* **PAGINA**
▬▬▬▬▬▬

Coscienza oggettiva e coscienza soggettiva

di P. Giovanni Cavalcoli
La questione della coscienza è sempre di attualità. La coscienza teoretica o gnoseologica ha avuto un forte impulso in campo filosofico a partire da Cartesio, che ha appunto posto l'autocoscienza o coscienza del sé pensante (cogito) a fondamento e principio del suo pensiero. Ma la coscienza che più comunemente ci interessa, è la coscienza morale, che comunque dipende da come noi intendiamo la coscienza speculativa o gnoseologica.
In generale, la coscienza è un atto o un abito dello spirito, per il quale il nostro intelletto riflette su se stesso e sui suoi
contenuti o atti interiori, intuizioni, esperienze, concetti, idee, immagini, impressioni, giudizi, conoscenze, ricordi ed anche sui contenuti della volontà: volizioni, impulsi, desideri, esigenze, bisogni, aspirazioni, giudizi morali o degli appetiti: passioni, sensazioni, inclinazioni, attitudini, propensioni, emozioni, istinti, sentimenti, gusti, disposizioni, abitudini.
Il conscio o consapevole si distingue dall'inconscio o inconsapevole. Nel conscio compio un atto sapendo di compierlo: me ne rendo conto. L'inconscio invece è un mondo interiore ricco di contenuti, ma nascosti e comunque non coscienti. Può essere abituale o attuale. Abituale è l'atto o contenuto che non è cosciente o di cui al momento non abbiamo coscienza o consapevolezza. Inconsci attuali invece sono quegli atti che compiamo senza sapere di compierli, quasi di impulso, senza rifletterci su. Non ce ne rendiamo conto.
L'inconscio abituale conserva gli atti o contenuti intenzionali nascosti o latenti nello spirito, ricevuti, acquisiti o compiuti in precedenza. Essi possono emergere alla coscienza spontaneamente, da soli o in occasione di qualche fatto o evento o possono essere evocati volutamente.
L'abituale è un qualcosa - per esempio un ricordo - che ho nella memoria, ma che adesso non faccio passare o non riesco a far passare all'atto, ossia alla coscienza; non lo evoco. Per esempio, un sapere o una virtù o un'arte che possediamo. Il pianista che attualmente non suona, sa come si suona, ma attualmente lo sa solo inconsciamente. Io posso sapere (inconscio), ma non necessariamente sapere di sapere (conscio).
La conoscenza comincia in modo spontaneo ed inconscio e poi diventa riflessa: la coscienza. Platone confondeva il conoscere col ricordare o col riconoscere, perché non ammetteva che la nostra mente passi dall'ignoranza ("tabula rasa") al sapere; ma secondo lui la mente, originariamente divina, sa tutto sin dall'inizio, per cui ciò che crede di imparare non è altro che un evocare ciò che già sa. 
Famosa è rimasta la confutazione di questa teoria da parte di Aristotele, il quale invece dimostrò che il nostro sapere viene dall'esperienza, per cui è impossibile conoscere qualcosa di sensibile se prima non ne abbiamo fatto esperienza, adducendo il semplicissimo esempio di chi nasce cieco, il quale non sa che cosa è il colore. Quanto alle cose sovrasensibili o spirituali, Aristotele dimostrò che anch'esse per analogia, per induzione e per causalità, le conosciamo partendo dall'esperienza.

▬▬▬▬▬▬

* **SERIE DI COMPITI**
**1.** Elenca tutti i contenuti della volontà che il saggio sulla coscienza enumera.
**2.** Riscrivi il saggio sulla coscienza da "Famosa è rimasta" fino a "conosciamo partendo dall'esperienza.", mettendo "la luce" al posto di "il colore".
**3.** Prosegui il saggio sulla coscienza oggettiva e soggettiva dopo la sua ultima frase.

* **DATI FORNITI**
▬▬▬▬▬▬

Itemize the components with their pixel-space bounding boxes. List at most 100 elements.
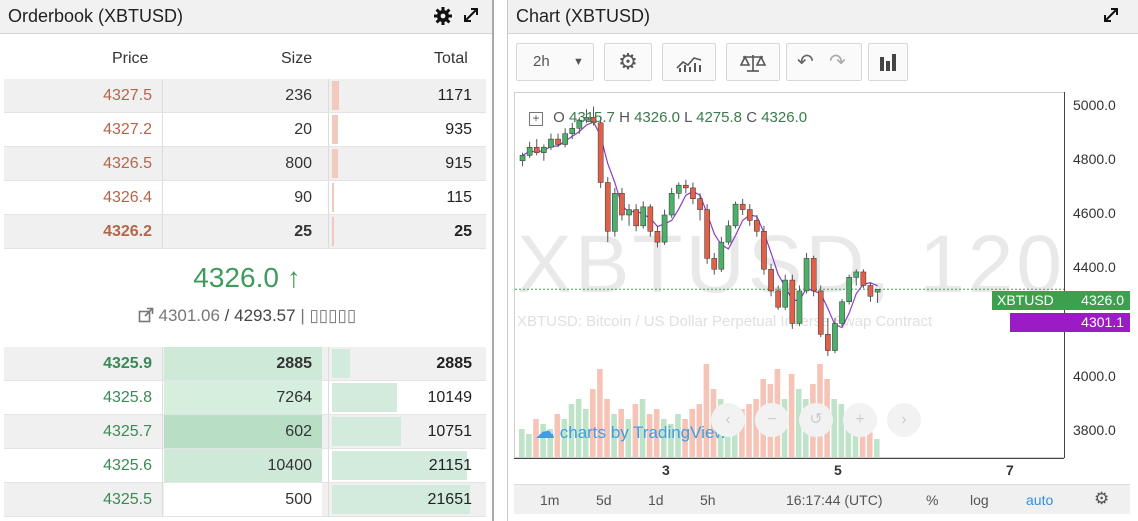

▬▬▬▬▬▬

* **RISPOSTE ATTESE**
**1.** Volizioni, impulsi, desideri, esigenze, bisogni, aspirazioni, giudizi morali.

**2.**
Famosa è rimasta la confutazione di questa teoria da parte di Aristotele, il quale invece dimostrò che il nostro sapere viene dall'esperienza, per cui è impossibile conoscere qualcosa di sensibile se prima non ne abbiamo fatto esperienza, adducendo il semplicissimo esempio di chi nasce cieco, il quale non sa che cosa è la luce. Quanto alle cose sovrasensibili o spirituali, Aristotele dimostrò che anch'esse per analogia, per induzione e per causalità, le conosciamo partendo dall'esperienza.

**3.**
Il problema della coscienza è anzitutto legato al problema della verità: verità speculativa, per esempio l'esistenza e l'essenza delle cose al di fuori di noi, esistenza ed essenza dell'anima, di Dio o degli altri, l'esistenza e la natura della stessa verità. C'è pure la verità pratica o morale: l'esistenza, l'essenza e la distinzione fra il bene e il male, il volontario e l'involontario, il lecito e l'illecito, il permesso e il proibito, la giustizia e il peccato, l'innocenza e la colpa, i fini e i mezzi, l'obbligatorio e il facoltativo, la salvezza e la perdizione, il premio e il castigo.
La coscienza è una conseguenza della conoscenza. Se questa è verace, allora la coscienza coglie la verità, è oggettiva, ossia coglie l'oggetto o la cosa o il valore così come è in sé, al di fuori del soggetto, "davanti" o "di fronte" al soggetto (ob-iectum), perché la coscienza non è altro che la riflessione su ciò che, bene o male, abbiamo conosciuto o pensato o sperimentato.
Per questo, prima dell'atto di conoscere un oggetto, la coscienza è vuota rispetto a quell'oggetto. Non posso aver coscienza di conoscere mio zio, se prima non ho conosciuto mio zio. Viceversa posso conoscere mio zio senza riflettere sul fatto che lo conosco o sulla mia conoscenza di mio zio. Certo, in qualunque sapere so di sapere, ma non necessariamente prendo ad oggetto il mio stesso sapere. Chi conosce la verità, sa di conoscerla, ma non necessariamente riflette sul suo sapere la verità.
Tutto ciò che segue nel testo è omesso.